(Stored data)
--------

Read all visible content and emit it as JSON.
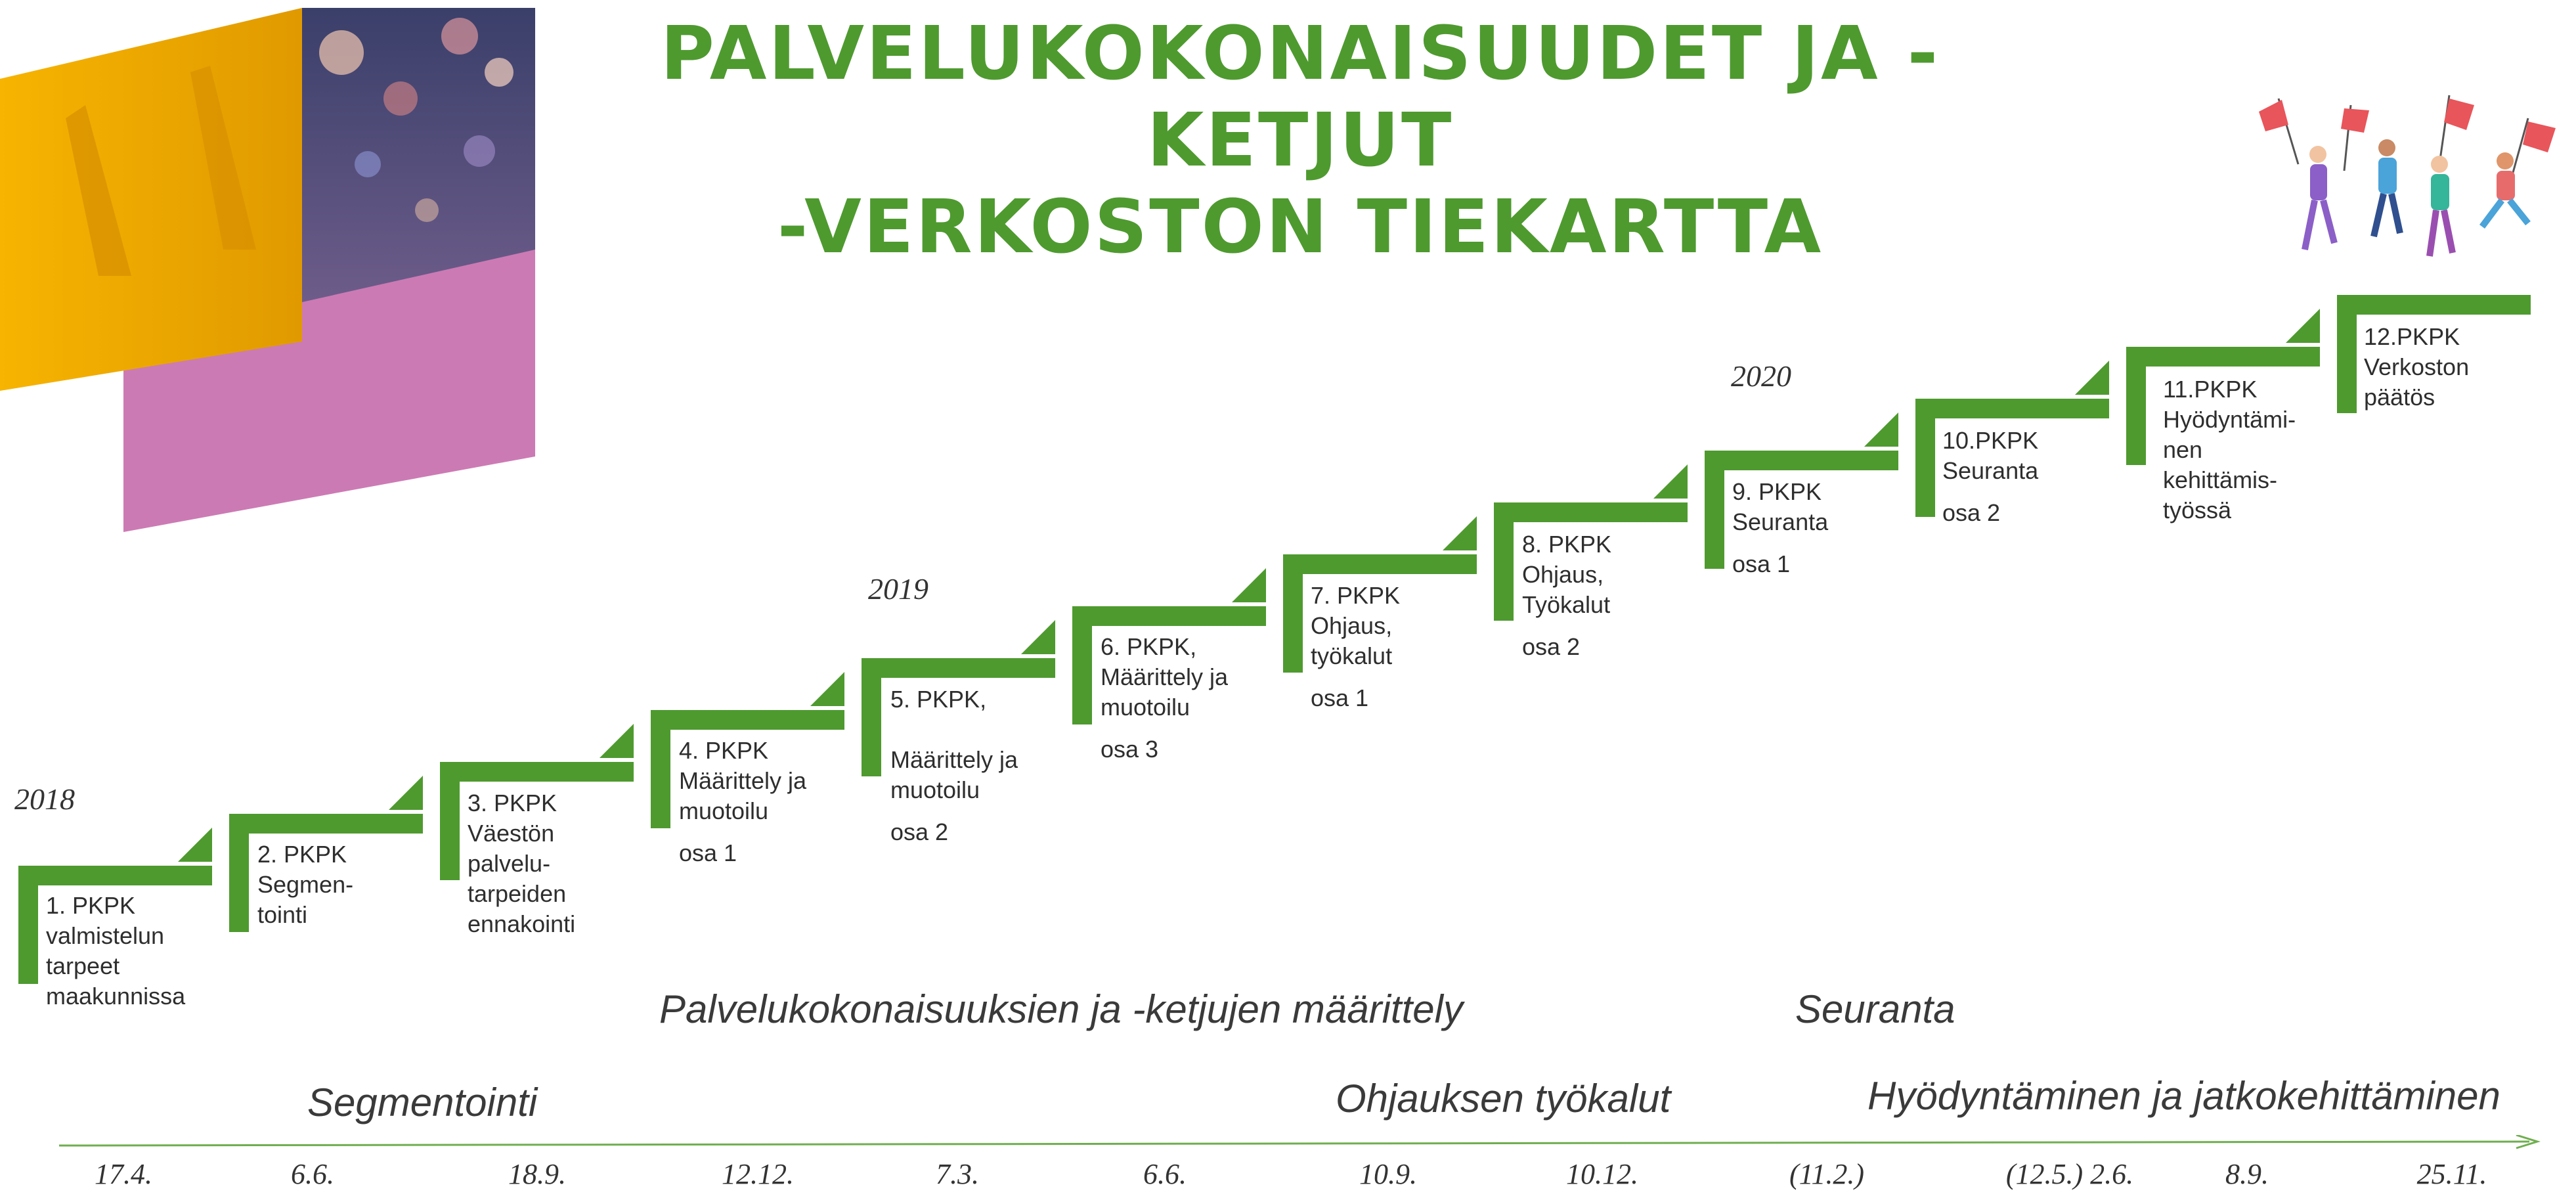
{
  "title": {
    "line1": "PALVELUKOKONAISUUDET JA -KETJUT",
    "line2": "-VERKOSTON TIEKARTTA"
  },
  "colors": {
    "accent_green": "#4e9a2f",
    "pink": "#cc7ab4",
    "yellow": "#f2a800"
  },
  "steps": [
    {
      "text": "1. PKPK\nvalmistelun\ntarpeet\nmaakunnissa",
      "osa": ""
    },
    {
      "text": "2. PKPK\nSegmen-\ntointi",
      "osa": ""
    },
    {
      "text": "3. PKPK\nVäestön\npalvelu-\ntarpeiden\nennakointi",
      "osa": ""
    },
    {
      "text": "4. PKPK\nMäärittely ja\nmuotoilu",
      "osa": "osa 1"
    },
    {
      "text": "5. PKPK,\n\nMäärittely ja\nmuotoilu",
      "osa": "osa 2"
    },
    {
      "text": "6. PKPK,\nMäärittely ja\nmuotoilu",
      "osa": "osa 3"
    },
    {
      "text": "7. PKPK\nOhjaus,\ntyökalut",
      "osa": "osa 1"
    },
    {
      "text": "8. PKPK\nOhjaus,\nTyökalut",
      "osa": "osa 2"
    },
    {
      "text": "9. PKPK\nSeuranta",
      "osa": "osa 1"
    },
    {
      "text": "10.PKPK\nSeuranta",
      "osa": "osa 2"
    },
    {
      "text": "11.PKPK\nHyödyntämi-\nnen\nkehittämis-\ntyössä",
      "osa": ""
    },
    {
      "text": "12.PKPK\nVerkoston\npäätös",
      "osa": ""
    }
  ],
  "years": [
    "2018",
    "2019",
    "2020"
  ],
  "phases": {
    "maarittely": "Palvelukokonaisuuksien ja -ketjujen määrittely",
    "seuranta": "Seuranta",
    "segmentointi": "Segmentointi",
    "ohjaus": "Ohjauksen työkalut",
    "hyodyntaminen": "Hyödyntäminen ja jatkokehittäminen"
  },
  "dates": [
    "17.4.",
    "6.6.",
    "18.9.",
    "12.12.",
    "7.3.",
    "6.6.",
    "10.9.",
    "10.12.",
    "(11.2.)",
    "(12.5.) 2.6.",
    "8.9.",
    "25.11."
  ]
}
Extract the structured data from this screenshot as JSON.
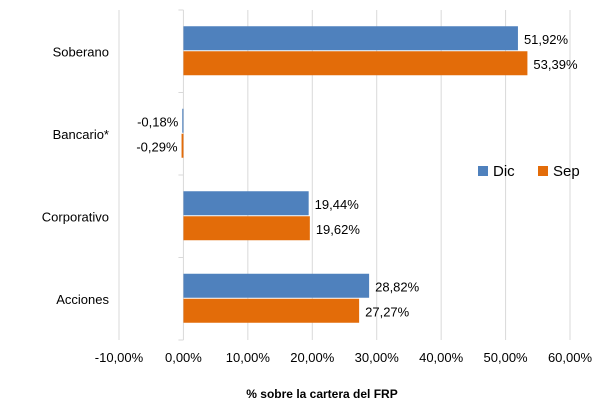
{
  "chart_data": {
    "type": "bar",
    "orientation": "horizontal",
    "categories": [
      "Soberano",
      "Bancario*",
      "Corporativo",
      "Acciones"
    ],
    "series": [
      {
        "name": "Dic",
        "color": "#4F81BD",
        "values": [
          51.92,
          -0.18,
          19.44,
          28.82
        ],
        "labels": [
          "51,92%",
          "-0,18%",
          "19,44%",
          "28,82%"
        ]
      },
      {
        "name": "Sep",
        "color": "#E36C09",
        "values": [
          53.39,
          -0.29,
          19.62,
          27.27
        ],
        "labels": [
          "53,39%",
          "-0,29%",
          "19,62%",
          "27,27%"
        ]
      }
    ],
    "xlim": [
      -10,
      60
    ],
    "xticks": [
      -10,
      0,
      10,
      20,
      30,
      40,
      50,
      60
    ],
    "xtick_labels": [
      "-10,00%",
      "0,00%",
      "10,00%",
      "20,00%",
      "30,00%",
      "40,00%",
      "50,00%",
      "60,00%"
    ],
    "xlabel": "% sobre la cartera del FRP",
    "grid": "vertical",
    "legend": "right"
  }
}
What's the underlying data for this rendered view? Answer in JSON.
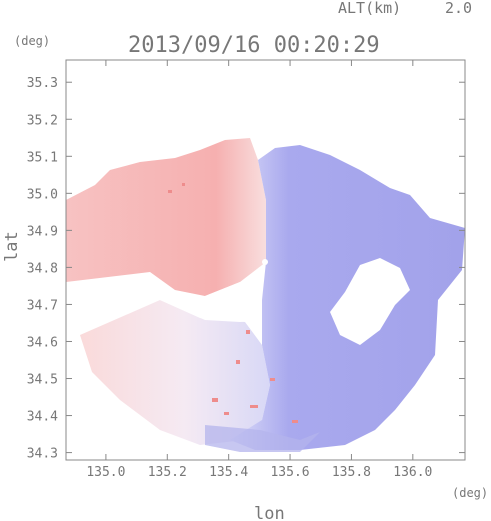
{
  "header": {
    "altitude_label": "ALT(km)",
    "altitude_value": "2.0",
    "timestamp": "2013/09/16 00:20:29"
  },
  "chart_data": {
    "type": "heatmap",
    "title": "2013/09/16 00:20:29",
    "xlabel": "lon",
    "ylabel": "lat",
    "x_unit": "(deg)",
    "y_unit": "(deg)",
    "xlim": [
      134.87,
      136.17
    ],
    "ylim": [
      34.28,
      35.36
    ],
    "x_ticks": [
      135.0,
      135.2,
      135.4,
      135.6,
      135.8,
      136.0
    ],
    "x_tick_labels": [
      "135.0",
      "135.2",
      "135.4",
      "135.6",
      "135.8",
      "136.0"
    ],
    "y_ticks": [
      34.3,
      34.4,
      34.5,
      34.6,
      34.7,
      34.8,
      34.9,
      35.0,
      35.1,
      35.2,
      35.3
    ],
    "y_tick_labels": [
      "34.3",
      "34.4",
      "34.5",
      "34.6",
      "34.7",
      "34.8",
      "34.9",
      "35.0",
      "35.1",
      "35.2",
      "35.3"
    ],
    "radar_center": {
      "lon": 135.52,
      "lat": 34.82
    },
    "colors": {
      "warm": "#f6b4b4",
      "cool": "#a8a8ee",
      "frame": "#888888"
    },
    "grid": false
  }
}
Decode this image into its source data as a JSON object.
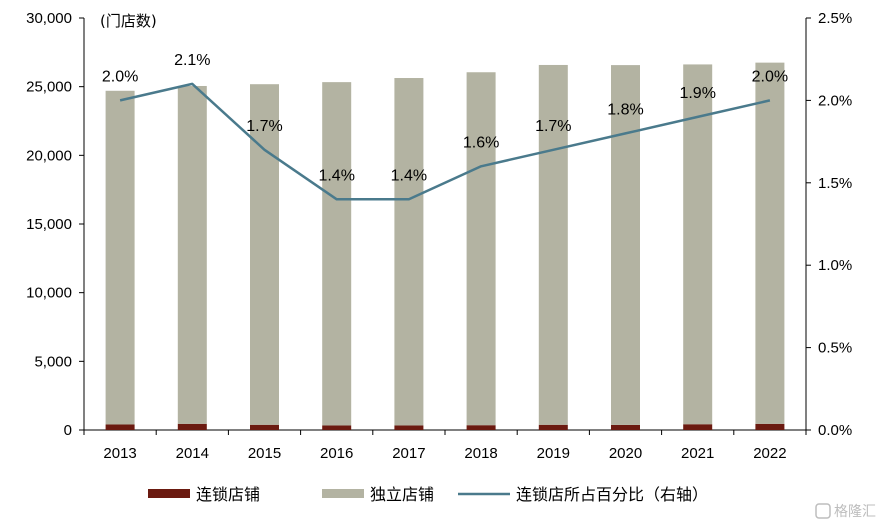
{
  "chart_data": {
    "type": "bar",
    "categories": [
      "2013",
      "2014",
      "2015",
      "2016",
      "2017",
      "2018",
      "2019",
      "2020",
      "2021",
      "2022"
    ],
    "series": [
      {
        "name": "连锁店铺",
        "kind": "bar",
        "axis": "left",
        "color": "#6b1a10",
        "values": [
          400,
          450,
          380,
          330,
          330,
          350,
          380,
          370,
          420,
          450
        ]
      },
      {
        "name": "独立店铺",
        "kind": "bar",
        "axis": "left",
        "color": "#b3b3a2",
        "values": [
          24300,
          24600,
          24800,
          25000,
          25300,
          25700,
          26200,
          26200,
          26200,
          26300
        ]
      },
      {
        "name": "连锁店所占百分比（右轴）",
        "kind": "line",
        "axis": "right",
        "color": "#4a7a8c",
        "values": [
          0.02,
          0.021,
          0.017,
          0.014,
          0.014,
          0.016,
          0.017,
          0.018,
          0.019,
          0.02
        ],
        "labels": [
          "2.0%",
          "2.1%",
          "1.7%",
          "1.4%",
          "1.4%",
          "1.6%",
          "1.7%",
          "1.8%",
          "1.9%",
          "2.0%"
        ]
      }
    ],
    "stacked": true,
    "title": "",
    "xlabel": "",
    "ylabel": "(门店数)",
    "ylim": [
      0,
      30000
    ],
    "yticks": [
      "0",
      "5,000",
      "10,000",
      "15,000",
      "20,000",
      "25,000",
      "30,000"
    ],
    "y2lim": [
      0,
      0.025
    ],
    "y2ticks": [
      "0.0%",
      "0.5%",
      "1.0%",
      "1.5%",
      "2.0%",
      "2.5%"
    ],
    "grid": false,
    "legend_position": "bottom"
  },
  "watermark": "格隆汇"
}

--------

WHAT TO PRODUCE – Reproduce all entries without any change, and omit the pictures.

RESPONSE –
Read all visible content and emit it as JSON.
{
  "title": {
    "line1": "PALVELUKOKONAISUUDET JA -KETJUT",
    "line2": "-VERKOSTON TIEKARTTA"
  },
  "colors": {
    "accent_green": "#4e9a2f",
    "pink": "#cc7ab4",
    "yellow": "#f2a800"
  },
  "steps": [
    {
      "text": "1. PKPK\nvalmistelun\ntarpeet\nmaakunnissa",
      "osa": ""
    },
    {
      "text": "2. PKPK\nSegmen-\ntointi",
      "osa": ""
    },
    {
      "text": "3. PKPK\nVäestön\npalvelu-\ntarpeiden\nennakointi",
      "osa": ""
    },
    {
      "text": "4. PKPK\nMäärittely ja\nmuotoilu",
      "osa": "osa 1"
    },
    {
      "text": "5. PKPK,\n\nMäärittely ja\nmuotoilu",
      "osa": "osa 2"
    },
    {
      "text": "6. PKPK,\nMäärittely ja\nmuotoilu",
      "osa": "osa 3"
    },
    {
      "text": "7. PKPK\nOhjaus,\ntyökalut",
      "osa": "osa 1"
    },
    {
      "text": "8. PKPK\nOhjaus,\nTyökalut",
      "osa": "osa 2"
    },
    {
      "text": "9. PKPK\nSeuranta",
      "osa": "osa 1"
    },
    {
      "text": "10.PKPK\nSeuranta",
      "osa": "osa 2"
    },
    {
      "text": "11.PKPK\nHyödyntämi-\nnen\nkehittämis-\ntyössä",
      "osa": ""
    },
    {
      "text": "12.PKPK\nVerkoston\npäätös",
      "osa": ""
    }
  ],
  "years": [
    "2018",
    "2019",
    "2020"
  ],
  "phases": {
    "maarittely": "Palvelukokonaisuuksien ja -ketjujen määrittely",
    "seuranta": "Seuranta",
    "segmentointi": "Segmentointi",
    "ohjaus": "Ohjauksen työkalut",
    "hyodyntaminen": "Hyödyntäminen ja jatkokehittäminen"
  },
  "dates": [
    "17.4.",
    "6.6.",
    "18.9.",
    "12.12.",
    "7.3.",
    "6.6.",
    "10.9.",
    "10.12.",
    "(11.2.)",
    "(12.5.) 2.6.",
    "8.9.",
    "25.11."
  ]
}
Extract the structured data from this screenshot as JSON.
{
  "chart_data": {
    "type": "bar",
    "orientation": "horizontal",
    "categories": [
      "Soberano",
      "Bancario*",
      "Corporativo",
      "Acciones"
    ],
    "series": [
      {
        "name": "Dic",
        "color": "#4F81BD",
        "values": [
          51.92,
          -0.18,
          19.44,
          28.82
        ],
        "labels": [
          "51,92%",
          "-0,18%",
          "19,44%",
          "28,82%"
        ]
      },
      {
        "name": "Sep",
        "color": "#E36C09",
        "values": [
          53.39,
          -0.29,
          19.62,
          27.27
        ],
        "labels": [
          "53,39%",
          "-0,29%",
          "19,62%",
          "27,27%"
        ]
      }
    ],
    "xlim": [
      -10,
      60
    ],
    "xticks": [
      -10,
      0,
      10,
      20,
      30,
      40,
      50,
      60
    ],
    "xtick_labels": [
      "-10,00%",
      "0,00%",
      "10,00%",
      "20,00%",
      "30,00%",
      "40,00%",
      "50,00%",
      "60,00%"
    ],
    "xlabel": "% sobre la cartera del FRP",
    "grid": "vertical",
    "legend": "right"
  }
}
What's the underlying data for this rendered view? Answer in JSON.
{
  "header": {
    "altitude_label": "ALT(km)",
    "altitude_value": "2.0",
    "timestamp": "2013/09/16 00:20:29"
  },
  "chart_data": {
    "type": "heatmap",
    "title": "2013/09/16 00:20:29",
    "xlabel": "lon",
    "ylabel": "lat",
    "x_unit": "(deg)",
    "y_unit": "(deg)",
    "xlim": [
      134.87,
      136.17
    ],
    "ylim": [
      34.28,
      35.36
    ],
    "x_ticks": [
      135.0,
      135.2,
      135.4,
      135.6,
      135.8,
      136.0
    ],
    "x_tick_labels": [
      "135.0",
      "135.2",
      "135.4",
      "135.6",
      "135.8",
      "136.0"
    ],
    "y_ticks": [
      34.3,
      34.4,
      34.5,
      34.6,
      34.7,
      34.8,
      34.9,
      35.0,
      35.1,
      35.2,
      35.3
    ],
    "y_tick_labels": [
      "34.3",
      "34.4",
      "34.5",
      "34.6",
      "34.7",
      "34.8",
      "34.9",
      "35.0",
      "35.1",
      "35.2",
      "35.3"
    ],
    "radar_center": {
      "lon": 135.52,
      "lat": 34.82
    },
    "colors": {
      "warm": "#f6b4b4",
      "cool": "#a8a8ee",
      "frame": "#888888"
    },
    "grid": false
  }
}
Decode this image into its source data as a JSON object.
{
  "chart_data": {
    "type": "bar",
    "categories": [
      "2013",
      "2014",
      "2015",
      "2016",
      "2017",
      "2018",
      "2019",
      "2020",
      "2021",
      "2022"
    ],
    "series": [
      {
        "name": "连锁店铺",
        "kind": "bar",
        "axis": "left",
        "color": "#6b1a10",
        "values": [
          400,
          450,
          380,
          330,
          330,
          350,
          380,
          370,
          420,
          450
        ]
      },
      {
        "name": "独立店铺",
        "kind": "bar",
        "axis": "left",
        "color": "#b3b3a2",
        "values": [
          24300,
          24600,
          24800,
          25000,
          25300,
          25700,
          26200,
          26200,
          26200,
          26300
        ]
      },
      {
        "name": "连锁店所占百分比（右轴）",
        "kind": "line",
        "axis": "right",
        "color": "#4a7a8c",
        "values": [
          0.02,
          0.021,
          0.017,
          0.014,
          0.014,
          0.016,
          0.017,
          0.018,
          0.019,
          0.02
        ],
        "labels": [
          "2.0%",
          "2.1%",
          "1.7%",
          "1.4%",
          "1.4%",
          "1.6%",
          "1.7%",
          "1.8%",
          "1.9%",
          "2.0%"
        ]
      }
    ],
    "stacked": true,
    "title": "",
    "xlabel": "",
    "ylabel": "(门店数)",
    "ylim": [
      0,
      30000
    ],
    "yticks": [
      "0",
      "5,000",
      "10,000",
      "15,000",
      "20,000",
      "25,000",
      "30,000"
    ],
    "y2lim": [
      0,
      0.025
    ],
    "y2ticks": [
      "0.0%",
      "0.5%",
      "1.0%",
      "1.5%",
      "2.0%",
      "2.5%"
    ],
    "grid": false,
    "legend_position": "bottom"
  },
  "watermark": "格隆汇"
}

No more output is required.